[Data items]
· · · · ·

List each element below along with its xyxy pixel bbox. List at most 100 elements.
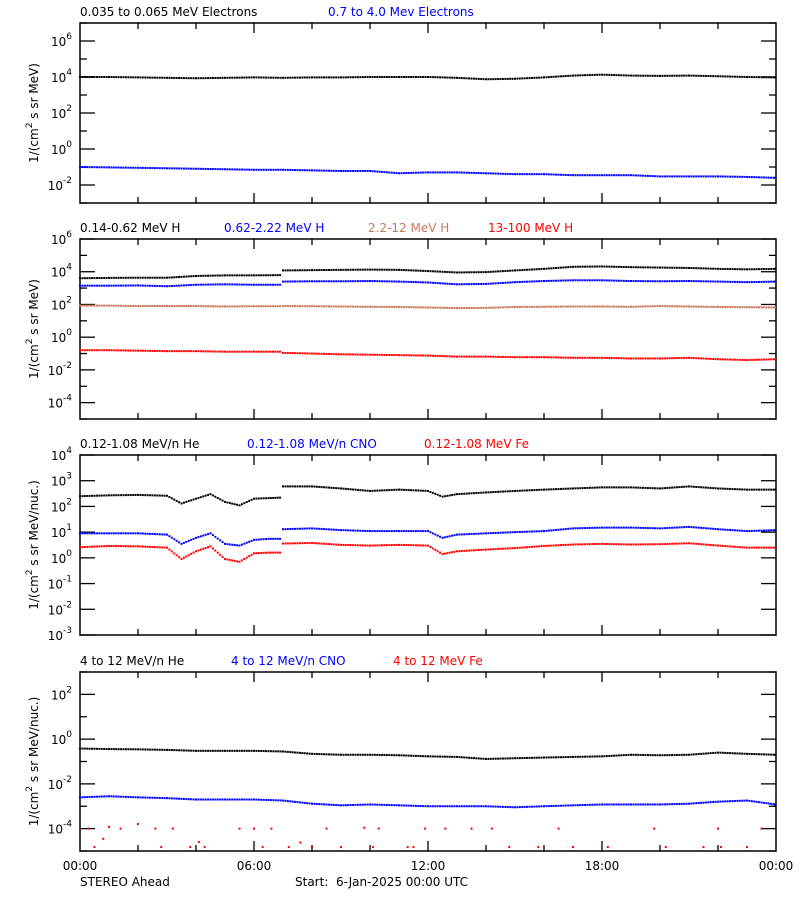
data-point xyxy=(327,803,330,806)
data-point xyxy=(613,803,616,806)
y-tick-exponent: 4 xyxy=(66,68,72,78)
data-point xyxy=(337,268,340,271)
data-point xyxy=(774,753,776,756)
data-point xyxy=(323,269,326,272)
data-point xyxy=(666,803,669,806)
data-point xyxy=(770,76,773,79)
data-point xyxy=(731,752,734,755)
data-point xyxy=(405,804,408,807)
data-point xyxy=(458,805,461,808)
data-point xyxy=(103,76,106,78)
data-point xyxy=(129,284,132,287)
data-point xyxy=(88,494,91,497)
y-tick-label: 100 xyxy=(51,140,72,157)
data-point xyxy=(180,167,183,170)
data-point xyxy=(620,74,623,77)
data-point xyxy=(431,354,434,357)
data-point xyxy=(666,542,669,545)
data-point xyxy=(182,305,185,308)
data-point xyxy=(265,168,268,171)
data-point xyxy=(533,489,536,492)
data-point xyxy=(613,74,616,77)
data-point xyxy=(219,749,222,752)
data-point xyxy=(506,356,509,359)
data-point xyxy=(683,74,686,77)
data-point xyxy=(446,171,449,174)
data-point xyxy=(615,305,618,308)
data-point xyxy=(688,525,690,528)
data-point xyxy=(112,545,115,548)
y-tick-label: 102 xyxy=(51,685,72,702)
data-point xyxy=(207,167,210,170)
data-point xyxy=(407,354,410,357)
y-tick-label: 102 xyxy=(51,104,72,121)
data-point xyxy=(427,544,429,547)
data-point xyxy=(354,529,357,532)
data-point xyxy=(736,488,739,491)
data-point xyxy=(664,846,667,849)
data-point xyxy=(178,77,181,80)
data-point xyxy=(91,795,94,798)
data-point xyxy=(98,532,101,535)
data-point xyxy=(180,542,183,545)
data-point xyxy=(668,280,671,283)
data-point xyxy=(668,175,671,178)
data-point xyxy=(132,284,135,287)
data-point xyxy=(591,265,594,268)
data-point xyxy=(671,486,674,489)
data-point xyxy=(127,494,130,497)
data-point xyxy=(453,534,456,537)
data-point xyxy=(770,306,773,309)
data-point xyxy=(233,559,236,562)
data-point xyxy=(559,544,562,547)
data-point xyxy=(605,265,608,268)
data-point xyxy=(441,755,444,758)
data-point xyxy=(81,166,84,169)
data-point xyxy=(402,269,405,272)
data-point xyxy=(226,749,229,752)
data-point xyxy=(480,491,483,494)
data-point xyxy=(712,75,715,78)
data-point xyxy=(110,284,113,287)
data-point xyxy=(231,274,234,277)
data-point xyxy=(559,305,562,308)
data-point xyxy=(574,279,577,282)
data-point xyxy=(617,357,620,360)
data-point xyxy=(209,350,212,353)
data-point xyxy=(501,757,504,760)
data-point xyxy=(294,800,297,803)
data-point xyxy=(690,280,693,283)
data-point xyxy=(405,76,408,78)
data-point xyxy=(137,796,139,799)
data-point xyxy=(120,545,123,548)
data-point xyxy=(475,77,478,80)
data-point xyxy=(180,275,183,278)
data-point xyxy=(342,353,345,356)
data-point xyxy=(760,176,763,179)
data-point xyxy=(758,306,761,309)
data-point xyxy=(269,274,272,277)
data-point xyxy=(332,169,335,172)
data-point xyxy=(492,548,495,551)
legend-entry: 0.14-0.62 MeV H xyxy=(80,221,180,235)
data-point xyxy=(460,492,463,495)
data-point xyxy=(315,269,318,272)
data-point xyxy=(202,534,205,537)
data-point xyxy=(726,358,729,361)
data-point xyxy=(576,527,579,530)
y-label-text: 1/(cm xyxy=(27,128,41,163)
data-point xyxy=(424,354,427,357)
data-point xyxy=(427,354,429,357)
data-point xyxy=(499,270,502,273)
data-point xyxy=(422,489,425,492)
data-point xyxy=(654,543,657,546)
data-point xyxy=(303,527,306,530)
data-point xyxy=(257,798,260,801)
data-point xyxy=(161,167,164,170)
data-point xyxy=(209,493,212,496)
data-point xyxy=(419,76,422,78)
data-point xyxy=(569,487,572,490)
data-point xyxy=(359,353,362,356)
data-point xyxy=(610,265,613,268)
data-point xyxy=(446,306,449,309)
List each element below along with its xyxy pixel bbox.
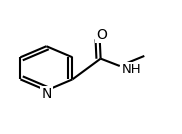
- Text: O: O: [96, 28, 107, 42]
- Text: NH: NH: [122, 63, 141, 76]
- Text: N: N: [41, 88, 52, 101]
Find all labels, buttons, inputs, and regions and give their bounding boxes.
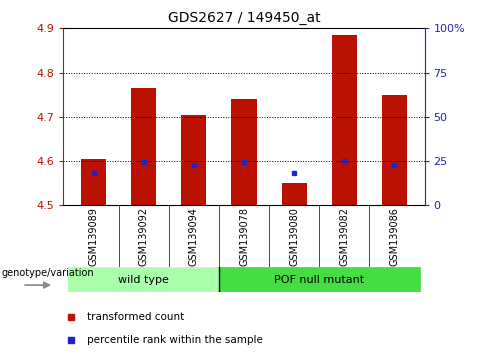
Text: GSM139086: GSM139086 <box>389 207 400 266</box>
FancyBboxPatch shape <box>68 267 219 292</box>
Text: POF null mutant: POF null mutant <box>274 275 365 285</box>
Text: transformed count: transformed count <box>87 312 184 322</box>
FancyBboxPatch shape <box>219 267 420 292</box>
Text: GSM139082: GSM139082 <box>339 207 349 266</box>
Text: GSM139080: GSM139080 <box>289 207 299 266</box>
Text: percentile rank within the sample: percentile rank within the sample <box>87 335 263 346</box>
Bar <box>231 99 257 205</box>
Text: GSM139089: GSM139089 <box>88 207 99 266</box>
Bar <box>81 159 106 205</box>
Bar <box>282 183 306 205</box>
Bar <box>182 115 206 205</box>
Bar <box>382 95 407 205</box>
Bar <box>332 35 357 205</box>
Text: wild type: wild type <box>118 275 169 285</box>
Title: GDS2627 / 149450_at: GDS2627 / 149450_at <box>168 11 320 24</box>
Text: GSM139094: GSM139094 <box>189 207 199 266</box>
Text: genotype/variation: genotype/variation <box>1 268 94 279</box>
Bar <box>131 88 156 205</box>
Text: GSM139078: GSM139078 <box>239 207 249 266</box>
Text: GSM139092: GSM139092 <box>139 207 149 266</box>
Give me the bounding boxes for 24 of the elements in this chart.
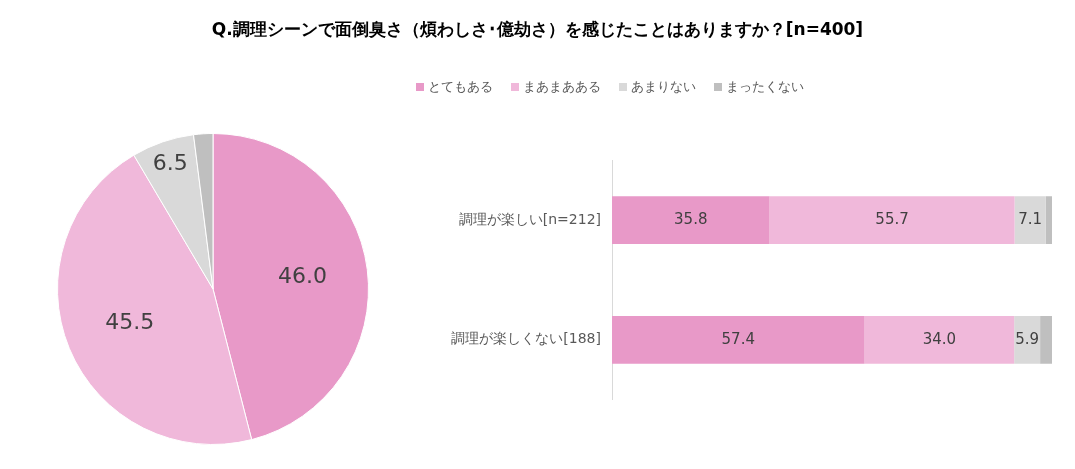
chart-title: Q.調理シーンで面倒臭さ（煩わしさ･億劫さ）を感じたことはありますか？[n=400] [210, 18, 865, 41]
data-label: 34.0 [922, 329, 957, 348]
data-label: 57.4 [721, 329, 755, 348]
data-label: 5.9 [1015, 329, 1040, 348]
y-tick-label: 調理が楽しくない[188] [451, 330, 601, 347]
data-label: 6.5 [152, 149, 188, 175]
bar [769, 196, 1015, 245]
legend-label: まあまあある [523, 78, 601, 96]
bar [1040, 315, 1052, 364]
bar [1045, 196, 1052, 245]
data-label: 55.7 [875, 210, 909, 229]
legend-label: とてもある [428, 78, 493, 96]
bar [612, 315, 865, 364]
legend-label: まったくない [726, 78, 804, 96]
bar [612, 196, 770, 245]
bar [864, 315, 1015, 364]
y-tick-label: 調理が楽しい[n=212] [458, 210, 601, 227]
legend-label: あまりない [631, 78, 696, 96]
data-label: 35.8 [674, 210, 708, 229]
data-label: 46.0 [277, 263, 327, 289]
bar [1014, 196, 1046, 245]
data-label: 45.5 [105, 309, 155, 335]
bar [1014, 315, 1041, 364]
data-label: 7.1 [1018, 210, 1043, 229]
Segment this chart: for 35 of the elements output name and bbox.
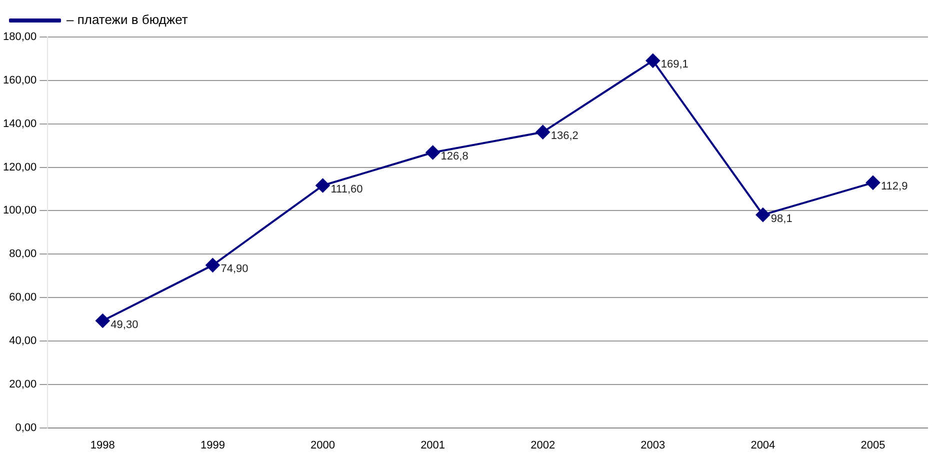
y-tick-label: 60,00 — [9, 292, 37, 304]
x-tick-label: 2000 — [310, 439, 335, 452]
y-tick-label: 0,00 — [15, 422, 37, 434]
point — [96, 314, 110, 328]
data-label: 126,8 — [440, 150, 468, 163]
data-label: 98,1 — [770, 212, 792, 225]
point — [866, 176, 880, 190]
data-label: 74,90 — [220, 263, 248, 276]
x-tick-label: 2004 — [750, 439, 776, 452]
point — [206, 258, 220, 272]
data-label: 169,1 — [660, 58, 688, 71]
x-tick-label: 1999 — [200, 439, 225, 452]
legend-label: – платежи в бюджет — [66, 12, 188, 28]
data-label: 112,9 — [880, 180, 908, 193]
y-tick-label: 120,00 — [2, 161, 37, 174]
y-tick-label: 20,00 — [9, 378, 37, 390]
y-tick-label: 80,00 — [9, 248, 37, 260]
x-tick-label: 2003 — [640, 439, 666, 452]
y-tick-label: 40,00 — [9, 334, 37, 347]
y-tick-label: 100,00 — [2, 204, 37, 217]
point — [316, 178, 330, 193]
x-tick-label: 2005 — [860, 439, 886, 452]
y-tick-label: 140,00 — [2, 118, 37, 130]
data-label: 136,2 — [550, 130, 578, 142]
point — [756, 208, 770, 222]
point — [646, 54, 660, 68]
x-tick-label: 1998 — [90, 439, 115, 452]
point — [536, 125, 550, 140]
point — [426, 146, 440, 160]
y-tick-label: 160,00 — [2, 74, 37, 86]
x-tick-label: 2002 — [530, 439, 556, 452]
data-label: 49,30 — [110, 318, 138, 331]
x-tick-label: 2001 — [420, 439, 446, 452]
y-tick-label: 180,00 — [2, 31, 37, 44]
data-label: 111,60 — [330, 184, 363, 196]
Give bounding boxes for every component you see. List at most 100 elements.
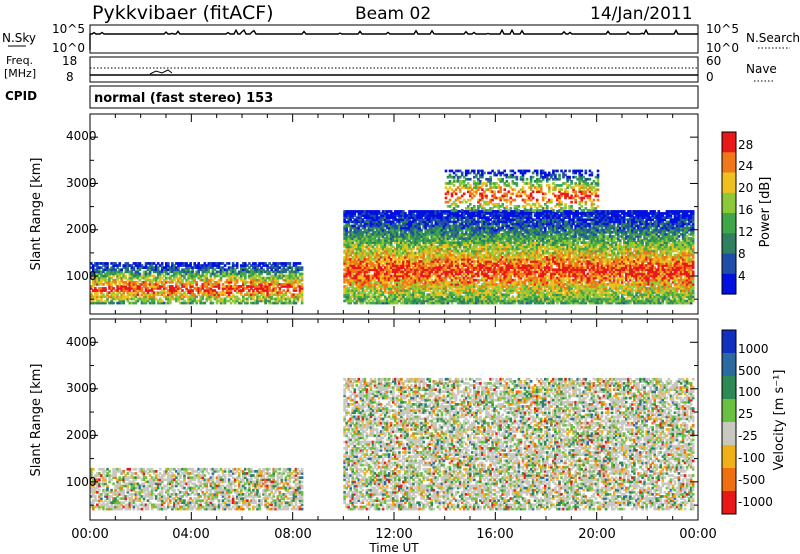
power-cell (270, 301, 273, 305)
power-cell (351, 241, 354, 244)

· · · · ·

- **PROBLEM DESCRIPTION**: Collect every line in the data above that contains the string "shape", copying each line in full.

- **WRITTEN REPLY**:
FancyBboxPatch shape <box>68 267 219 292</box>
FancyBboxPatch shape <box>219 267 420 292</box>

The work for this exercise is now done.